- _Stated task_
In how many lines does the string "МУЗЫКА" appear? Answer with the number only.

::::

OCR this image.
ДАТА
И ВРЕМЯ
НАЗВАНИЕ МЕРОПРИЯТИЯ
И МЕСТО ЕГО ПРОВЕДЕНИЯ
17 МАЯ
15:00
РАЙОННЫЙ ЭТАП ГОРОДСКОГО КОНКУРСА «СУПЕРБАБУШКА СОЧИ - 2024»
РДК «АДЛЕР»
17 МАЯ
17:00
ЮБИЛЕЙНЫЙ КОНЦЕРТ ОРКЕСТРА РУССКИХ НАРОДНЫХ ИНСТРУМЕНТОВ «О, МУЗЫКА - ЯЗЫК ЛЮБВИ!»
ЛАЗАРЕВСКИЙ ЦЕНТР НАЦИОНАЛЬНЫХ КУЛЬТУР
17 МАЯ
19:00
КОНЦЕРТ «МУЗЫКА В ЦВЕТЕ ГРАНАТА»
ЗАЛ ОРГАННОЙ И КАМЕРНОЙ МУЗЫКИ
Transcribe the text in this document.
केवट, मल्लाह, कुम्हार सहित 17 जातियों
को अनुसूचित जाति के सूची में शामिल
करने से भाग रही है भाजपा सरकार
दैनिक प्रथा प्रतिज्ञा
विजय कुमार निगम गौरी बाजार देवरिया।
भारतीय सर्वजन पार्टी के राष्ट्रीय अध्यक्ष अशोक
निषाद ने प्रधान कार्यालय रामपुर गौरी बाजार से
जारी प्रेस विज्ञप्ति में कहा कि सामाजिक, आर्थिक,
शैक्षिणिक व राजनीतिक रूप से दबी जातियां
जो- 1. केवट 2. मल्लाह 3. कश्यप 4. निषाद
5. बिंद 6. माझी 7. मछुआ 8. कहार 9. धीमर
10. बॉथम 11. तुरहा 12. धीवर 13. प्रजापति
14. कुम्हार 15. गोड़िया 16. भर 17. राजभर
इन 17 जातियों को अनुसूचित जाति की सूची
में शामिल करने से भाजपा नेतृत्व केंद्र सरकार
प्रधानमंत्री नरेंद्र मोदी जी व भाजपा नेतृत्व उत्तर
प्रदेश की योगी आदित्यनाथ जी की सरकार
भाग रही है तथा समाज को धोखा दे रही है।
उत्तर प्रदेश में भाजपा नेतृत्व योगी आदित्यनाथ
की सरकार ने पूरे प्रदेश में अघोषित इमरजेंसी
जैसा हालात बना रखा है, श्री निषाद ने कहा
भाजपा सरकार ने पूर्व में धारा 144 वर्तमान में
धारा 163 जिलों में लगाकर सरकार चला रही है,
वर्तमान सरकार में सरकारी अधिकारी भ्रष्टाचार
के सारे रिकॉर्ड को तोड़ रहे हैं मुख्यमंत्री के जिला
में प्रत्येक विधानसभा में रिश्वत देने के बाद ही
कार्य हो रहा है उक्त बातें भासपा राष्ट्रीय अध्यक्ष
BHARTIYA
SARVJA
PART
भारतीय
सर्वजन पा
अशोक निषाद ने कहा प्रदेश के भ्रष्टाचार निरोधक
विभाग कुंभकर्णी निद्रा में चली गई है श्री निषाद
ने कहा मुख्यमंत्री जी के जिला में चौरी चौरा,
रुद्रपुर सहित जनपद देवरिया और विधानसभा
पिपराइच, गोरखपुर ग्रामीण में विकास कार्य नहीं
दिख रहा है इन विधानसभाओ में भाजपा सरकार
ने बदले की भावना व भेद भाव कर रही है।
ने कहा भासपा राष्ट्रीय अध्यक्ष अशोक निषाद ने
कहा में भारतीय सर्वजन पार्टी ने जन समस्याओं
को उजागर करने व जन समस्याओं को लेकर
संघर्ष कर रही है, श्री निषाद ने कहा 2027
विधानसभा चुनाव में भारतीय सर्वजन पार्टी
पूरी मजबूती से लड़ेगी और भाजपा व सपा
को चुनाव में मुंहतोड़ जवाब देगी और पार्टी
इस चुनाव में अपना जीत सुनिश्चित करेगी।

::::

- _Expected answer_
2